What is the number of lines containing the word "转变作风"? Please answer with that number and nothing more.
::: Task material
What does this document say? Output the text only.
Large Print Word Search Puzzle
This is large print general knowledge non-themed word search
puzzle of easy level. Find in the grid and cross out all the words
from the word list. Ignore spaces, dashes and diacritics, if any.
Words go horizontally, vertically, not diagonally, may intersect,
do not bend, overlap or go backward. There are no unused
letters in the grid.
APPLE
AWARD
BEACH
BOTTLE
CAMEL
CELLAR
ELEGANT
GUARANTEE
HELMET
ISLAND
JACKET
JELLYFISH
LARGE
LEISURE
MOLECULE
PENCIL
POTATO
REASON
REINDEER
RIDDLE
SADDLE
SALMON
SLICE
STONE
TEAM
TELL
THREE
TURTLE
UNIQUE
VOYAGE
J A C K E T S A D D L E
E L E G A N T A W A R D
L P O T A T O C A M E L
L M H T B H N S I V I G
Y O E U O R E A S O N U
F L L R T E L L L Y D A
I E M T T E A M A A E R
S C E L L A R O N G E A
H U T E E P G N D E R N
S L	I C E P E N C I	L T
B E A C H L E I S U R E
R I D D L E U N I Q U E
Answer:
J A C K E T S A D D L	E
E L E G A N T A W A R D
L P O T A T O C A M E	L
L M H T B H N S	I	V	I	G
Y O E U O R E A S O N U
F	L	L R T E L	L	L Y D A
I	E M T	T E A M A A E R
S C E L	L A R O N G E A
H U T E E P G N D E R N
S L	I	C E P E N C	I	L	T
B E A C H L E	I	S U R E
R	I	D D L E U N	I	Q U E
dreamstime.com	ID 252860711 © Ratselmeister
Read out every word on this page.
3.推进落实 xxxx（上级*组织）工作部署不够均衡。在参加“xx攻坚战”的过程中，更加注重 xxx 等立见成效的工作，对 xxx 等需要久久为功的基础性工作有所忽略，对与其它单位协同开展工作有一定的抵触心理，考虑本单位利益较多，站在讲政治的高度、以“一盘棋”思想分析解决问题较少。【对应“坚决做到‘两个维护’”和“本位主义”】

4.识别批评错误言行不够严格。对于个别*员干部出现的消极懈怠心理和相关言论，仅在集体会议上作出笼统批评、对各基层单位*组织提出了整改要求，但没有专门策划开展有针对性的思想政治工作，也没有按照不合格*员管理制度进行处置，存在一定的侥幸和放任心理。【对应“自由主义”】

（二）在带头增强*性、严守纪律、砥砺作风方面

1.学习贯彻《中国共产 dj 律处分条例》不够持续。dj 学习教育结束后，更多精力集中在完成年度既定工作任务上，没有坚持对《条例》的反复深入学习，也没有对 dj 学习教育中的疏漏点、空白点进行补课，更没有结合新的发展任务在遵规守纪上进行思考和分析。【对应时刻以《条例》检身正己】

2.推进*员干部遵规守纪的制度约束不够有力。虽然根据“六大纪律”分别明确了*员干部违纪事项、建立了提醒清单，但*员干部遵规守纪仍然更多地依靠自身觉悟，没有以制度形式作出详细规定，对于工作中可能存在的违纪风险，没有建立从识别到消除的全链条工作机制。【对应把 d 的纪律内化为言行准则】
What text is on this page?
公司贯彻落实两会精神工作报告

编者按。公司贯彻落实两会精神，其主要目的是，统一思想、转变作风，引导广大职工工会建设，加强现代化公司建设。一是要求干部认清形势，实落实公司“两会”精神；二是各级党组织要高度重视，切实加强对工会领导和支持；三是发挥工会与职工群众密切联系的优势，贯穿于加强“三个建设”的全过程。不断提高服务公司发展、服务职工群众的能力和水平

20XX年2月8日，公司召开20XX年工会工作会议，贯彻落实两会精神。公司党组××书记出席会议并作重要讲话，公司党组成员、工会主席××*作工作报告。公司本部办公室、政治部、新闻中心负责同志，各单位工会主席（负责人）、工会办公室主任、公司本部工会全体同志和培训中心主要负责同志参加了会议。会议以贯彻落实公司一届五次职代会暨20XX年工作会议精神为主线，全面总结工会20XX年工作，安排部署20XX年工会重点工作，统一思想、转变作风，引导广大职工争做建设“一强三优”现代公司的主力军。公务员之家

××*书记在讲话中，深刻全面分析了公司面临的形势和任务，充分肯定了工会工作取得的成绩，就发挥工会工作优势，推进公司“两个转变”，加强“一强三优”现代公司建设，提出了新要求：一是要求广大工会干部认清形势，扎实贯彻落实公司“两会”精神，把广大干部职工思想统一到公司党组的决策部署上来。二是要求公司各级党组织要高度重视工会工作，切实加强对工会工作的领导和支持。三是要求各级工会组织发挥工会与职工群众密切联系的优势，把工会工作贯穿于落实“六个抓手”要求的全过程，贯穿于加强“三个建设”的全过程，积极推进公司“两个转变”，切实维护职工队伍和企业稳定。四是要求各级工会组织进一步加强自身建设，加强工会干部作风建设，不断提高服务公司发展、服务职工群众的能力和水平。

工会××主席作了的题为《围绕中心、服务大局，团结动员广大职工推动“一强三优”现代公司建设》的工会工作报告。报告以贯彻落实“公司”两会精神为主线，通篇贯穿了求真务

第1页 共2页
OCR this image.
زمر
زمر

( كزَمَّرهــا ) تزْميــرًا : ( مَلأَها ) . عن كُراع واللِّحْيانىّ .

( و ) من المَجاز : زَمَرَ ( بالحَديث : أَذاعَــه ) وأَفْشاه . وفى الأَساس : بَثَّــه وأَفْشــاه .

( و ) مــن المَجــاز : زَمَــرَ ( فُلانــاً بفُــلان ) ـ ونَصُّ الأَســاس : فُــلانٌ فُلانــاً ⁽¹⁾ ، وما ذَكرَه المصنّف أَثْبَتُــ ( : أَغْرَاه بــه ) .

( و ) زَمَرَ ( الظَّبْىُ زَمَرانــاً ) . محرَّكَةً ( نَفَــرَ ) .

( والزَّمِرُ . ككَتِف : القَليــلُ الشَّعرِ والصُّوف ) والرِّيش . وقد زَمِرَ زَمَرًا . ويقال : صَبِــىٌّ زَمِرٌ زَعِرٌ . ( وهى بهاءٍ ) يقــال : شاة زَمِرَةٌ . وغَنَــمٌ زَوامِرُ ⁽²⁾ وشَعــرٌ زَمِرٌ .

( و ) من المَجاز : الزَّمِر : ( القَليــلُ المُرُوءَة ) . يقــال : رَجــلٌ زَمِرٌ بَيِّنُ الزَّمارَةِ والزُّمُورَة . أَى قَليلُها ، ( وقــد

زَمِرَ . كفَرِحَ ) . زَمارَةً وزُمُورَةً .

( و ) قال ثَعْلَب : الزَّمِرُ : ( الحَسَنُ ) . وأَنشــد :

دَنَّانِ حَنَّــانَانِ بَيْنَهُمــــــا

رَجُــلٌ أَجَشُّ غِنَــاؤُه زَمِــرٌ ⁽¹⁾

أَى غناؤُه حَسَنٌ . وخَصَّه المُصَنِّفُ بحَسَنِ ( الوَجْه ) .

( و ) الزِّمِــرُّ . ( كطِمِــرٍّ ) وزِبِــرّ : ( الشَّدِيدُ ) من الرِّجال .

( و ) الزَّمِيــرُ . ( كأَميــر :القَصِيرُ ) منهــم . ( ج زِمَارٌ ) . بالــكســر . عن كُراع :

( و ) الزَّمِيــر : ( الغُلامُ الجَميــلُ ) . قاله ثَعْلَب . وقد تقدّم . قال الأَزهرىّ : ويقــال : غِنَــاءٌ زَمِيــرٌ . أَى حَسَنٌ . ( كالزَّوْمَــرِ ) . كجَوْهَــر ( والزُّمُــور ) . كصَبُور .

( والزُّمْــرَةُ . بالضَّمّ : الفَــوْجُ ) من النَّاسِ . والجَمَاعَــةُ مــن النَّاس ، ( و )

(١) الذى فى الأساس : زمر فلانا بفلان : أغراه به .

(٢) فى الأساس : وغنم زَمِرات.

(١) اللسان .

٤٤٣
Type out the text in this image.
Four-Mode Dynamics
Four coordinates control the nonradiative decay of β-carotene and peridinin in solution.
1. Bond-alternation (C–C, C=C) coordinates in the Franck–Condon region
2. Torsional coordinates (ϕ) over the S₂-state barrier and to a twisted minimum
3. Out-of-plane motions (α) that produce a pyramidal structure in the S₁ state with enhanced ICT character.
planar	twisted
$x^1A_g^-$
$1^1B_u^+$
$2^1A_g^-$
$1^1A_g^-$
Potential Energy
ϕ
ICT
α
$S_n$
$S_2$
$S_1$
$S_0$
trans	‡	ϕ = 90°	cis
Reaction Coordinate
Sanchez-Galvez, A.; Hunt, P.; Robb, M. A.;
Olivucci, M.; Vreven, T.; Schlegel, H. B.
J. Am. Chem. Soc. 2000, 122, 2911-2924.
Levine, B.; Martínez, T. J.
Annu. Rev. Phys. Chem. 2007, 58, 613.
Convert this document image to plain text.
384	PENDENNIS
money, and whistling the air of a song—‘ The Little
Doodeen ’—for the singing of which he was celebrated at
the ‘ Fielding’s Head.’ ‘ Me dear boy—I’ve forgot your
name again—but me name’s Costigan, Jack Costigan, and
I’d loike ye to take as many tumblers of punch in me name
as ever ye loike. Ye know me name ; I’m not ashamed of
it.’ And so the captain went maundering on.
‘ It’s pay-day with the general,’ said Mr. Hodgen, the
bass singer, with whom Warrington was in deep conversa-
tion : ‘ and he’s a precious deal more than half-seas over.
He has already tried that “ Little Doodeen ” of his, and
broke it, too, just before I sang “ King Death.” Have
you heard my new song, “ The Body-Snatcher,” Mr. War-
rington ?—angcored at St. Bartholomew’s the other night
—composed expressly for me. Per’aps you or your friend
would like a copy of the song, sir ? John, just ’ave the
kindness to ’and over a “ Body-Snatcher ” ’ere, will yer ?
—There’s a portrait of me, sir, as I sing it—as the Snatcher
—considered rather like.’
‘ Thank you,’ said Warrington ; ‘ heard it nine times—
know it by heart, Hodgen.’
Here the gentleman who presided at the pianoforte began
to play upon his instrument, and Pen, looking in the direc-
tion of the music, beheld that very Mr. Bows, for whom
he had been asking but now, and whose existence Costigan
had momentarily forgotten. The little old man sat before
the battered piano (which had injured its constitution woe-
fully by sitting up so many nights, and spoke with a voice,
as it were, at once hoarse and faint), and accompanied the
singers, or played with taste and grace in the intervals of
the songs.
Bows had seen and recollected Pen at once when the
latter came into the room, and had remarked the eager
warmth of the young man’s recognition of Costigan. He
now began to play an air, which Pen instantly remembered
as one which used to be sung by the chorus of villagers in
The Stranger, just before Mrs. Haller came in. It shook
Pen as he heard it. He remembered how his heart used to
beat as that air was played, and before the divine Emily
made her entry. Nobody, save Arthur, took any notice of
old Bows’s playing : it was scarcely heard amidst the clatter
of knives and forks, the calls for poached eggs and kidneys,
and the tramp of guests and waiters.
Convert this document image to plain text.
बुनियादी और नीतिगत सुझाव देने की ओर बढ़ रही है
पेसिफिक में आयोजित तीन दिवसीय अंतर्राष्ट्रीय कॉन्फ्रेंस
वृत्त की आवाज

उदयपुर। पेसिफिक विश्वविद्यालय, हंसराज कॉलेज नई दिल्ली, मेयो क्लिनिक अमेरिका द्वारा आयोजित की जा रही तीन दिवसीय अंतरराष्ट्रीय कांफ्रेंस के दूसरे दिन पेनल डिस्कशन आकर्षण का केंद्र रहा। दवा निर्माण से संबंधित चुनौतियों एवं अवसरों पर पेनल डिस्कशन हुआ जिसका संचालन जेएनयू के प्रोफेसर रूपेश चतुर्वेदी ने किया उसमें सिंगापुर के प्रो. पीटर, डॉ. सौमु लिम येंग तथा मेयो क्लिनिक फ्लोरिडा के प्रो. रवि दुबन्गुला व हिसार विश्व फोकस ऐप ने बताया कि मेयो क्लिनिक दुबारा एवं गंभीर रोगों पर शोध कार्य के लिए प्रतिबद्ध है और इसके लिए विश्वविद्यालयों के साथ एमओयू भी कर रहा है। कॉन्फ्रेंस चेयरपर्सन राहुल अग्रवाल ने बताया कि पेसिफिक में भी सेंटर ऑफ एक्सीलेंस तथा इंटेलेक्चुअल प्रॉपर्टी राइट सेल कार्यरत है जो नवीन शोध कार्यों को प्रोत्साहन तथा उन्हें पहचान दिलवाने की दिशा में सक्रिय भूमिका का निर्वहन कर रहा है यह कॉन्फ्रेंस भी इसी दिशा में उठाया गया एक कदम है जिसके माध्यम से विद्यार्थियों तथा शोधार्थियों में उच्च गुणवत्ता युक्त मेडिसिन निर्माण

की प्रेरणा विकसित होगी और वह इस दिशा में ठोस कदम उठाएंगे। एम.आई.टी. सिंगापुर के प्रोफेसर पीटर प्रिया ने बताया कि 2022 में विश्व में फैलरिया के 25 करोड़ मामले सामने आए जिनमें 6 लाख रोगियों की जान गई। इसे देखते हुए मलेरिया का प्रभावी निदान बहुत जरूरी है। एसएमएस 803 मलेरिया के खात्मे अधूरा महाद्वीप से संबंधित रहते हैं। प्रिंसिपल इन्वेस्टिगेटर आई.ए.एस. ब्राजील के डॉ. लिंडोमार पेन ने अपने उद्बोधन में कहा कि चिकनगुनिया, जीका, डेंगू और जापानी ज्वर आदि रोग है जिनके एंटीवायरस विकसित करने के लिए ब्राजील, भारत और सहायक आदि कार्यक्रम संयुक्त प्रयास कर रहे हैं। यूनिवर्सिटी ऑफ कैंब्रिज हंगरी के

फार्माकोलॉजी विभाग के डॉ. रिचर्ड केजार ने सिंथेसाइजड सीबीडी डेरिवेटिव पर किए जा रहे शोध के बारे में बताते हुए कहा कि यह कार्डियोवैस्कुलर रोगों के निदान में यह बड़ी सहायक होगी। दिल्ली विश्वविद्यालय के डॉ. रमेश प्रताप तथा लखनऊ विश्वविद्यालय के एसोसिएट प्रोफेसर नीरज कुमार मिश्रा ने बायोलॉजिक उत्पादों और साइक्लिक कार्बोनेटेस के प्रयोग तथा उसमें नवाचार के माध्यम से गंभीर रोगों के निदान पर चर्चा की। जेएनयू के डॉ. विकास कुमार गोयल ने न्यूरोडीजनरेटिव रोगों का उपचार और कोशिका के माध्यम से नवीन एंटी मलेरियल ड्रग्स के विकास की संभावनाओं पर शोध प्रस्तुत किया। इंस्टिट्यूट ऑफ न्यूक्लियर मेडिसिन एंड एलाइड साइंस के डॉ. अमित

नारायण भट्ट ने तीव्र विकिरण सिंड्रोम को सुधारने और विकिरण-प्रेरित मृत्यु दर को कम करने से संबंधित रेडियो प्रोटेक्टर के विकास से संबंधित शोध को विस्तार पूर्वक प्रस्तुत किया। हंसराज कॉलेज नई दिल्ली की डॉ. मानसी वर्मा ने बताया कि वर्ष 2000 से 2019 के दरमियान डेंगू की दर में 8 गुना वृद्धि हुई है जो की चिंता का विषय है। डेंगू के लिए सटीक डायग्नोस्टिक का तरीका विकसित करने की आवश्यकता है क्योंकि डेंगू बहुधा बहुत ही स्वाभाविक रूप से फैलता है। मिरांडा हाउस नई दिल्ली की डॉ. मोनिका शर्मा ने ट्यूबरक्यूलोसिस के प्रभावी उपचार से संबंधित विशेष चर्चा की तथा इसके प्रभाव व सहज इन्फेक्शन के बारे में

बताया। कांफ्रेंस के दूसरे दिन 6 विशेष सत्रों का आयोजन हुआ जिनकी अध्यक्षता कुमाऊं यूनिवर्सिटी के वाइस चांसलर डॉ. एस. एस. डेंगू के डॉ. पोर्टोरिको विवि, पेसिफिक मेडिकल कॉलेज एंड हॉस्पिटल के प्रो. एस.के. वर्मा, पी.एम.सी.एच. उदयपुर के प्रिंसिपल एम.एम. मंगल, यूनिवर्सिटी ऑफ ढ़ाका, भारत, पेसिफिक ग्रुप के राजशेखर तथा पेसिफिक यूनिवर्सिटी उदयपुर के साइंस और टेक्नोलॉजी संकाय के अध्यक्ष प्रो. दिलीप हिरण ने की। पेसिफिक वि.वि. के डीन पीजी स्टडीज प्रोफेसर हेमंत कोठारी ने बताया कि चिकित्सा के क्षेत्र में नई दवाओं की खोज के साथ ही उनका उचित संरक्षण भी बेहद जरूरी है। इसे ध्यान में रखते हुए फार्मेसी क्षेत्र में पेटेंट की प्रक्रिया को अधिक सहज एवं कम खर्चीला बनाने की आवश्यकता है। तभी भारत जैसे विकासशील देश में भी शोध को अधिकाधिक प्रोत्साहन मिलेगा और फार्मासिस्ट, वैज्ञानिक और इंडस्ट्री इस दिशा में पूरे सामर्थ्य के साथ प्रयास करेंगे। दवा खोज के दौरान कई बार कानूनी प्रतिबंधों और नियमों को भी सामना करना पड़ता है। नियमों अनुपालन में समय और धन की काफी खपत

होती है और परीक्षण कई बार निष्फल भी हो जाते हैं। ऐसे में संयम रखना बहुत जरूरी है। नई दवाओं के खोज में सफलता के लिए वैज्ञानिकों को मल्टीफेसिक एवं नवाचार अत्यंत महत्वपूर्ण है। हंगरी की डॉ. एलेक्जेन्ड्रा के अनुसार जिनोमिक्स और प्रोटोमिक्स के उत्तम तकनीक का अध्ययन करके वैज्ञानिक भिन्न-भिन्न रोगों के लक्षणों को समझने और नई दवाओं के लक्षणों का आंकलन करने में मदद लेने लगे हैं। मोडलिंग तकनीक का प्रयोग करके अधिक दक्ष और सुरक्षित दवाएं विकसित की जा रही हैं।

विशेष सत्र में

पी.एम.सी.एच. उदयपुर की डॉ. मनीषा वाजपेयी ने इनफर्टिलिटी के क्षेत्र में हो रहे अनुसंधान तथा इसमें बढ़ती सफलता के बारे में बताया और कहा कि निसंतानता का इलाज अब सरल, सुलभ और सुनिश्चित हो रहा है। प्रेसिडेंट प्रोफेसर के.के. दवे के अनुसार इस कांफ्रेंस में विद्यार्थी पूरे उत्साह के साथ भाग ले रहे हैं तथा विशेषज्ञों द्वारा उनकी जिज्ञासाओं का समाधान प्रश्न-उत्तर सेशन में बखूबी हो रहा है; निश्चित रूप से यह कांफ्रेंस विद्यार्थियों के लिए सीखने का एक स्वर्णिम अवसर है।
::::::
■ **Task result**: 2